SET EXERCISE: Extract each line holding the word "Horiz" from the entries.

[Records from a dataset]
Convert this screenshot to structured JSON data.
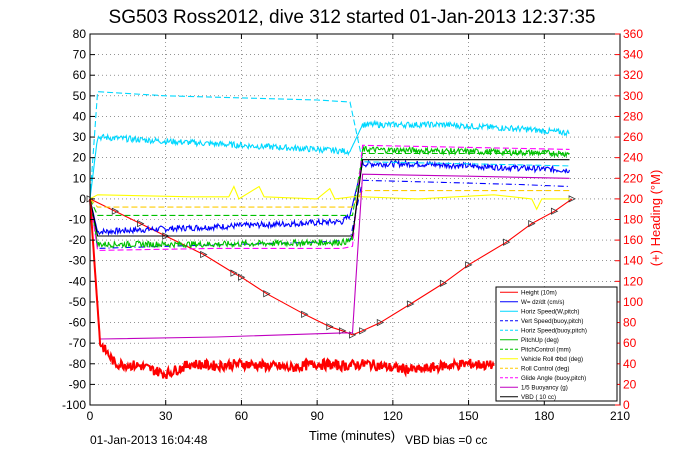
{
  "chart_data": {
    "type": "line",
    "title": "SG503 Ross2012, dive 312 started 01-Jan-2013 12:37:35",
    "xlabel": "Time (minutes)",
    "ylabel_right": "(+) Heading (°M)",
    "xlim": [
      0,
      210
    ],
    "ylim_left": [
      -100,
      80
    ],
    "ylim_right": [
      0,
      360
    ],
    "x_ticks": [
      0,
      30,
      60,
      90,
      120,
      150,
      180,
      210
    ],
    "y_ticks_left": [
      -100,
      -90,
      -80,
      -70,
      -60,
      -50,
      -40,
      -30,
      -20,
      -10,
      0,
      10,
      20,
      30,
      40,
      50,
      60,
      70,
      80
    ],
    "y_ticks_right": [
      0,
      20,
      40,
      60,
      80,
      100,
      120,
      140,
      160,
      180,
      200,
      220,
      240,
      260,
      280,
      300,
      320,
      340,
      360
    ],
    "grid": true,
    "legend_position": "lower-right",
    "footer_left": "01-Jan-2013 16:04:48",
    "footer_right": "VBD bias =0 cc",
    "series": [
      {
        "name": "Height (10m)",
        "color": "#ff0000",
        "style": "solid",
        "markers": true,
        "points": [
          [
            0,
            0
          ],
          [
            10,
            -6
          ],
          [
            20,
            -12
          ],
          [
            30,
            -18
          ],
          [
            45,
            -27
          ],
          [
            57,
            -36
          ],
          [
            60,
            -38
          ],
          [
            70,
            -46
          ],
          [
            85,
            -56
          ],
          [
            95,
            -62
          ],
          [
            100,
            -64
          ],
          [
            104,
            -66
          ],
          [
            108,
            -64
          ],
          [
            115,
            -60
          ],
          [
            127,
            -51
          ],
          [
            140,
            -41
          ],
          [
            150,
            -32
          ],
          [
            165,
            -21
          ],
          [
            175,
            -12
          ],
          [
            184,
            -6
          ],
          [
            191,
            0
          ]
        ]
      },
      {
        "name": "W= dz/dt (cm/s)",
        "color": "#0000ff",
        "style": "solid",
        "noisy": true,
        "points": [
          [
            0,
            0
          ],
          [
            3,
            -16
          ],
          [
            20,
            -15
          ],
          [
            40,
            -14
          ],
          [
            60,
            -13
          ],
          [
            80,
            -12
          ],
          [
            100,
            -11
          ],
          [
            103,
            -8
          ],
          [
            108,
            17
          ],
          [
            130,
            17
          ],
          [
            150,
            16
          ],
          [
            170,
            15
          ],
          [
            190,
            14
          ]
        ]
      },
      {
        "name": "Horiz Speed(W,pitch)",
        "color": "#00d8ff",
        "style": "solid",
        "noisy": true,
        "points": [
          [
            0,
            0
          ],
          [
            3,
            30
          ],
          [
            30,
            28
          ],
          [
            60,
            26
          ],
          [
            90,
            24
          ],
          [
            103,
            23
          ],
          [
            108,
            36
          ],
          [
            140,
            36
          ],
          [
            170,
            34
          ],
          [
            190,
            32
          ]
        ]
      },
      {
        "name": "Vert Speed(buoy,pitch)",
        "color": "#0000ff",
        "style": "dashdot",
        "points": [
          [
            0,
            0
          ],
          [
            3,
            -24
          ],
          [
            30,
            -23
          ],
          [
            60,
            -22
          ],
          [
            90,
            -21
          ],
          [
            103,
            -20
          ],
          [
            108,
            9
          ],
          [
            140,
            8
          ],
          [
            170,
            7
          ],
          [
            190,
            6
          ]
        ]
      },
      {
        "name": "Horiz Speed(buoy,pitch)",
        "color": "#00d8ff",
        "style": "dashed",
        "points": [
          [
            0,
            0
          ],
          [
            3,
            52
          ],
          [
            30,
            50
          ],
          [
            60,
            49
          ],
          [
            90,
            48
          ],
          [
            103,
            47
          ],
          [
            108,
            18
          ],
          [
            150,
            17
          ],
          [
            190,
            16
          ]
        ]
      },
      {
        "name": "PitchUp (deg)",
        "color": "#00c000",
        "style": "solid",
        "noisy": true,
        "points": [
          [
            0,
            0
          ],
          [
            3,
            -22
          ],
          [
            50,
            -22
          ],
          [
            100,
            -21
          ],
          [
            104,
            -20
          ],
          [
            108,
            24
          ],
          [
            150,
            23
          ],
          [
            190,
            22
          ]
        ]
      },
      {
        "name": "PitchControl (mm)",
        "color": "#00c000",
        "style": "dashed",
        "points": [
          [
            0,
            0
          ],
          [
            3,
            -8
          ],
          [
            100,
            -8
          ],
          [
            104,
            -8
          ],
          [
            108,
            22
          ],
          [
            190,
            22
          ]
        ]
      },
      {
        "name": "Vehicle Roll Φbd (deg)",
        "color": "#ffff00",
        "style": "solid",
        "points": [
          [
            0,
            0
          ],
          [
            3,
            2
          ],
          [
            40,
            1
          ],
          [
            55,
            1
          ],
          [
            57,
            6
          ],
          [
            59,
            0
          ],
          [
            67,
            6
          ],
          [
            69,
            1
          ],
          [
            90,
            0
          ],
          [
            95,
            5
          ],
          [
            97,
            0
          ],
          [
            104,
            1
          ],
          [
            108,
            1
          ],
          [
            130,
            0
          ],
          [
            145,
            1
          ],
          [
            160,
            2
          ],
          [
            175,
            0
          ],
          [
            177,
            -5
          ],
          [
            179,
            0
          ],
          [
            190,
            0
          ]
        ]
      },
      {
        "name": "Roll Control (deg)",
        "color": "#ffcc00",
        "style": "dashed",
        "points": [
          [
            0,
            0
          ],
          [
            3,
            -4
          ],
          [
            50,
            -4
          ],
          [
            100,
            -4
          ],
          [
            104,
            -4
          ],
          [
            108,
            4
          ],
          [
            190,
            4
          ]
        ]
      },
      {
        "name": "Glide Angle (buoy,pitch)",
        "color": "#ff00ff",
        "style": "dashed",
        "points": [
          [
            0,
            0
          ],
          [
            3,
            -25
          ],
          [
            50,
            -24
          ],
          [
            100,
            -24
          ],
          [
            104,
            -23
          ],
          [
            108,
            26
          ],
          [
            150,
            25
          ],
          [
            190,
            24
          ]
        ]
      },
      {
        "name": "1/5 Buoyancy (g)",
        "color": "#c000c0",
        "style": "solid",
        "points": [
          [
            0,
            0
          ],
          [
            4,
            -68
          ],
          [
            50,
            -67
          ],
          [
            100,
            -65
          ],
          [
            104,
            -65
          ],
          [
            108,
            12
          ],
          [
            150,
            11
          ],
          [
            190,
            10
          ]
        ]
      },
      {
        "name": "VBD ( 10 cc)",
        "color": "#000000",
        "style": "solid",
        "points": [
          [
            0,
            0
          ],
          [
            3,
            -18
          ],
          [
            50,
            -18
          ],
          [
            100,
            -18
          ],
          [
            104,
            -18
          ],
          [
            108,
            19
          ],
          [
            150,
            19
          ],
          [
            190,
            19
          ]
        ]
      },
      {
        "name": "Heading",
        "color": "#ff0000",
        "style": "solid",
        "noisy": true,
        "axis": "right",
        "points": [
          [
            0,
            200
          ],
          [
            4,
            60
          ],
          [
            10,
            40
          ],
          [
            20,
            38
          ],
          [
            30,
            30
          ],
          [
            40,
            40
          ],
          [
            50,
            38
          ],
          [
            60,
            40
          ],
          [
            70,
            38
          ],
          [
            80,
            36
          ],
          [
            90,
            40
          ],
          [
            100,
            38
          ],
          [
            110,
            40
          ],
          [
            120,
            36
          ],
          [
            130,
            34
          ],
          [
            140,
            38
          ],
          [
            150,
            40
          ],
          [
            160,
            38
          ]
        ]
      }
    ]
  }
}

COMPLETE OUTPUT:
        "name": "Horiz Speed(W,pitch)",
        "name": "Horiz Speed(buoy,pitch)",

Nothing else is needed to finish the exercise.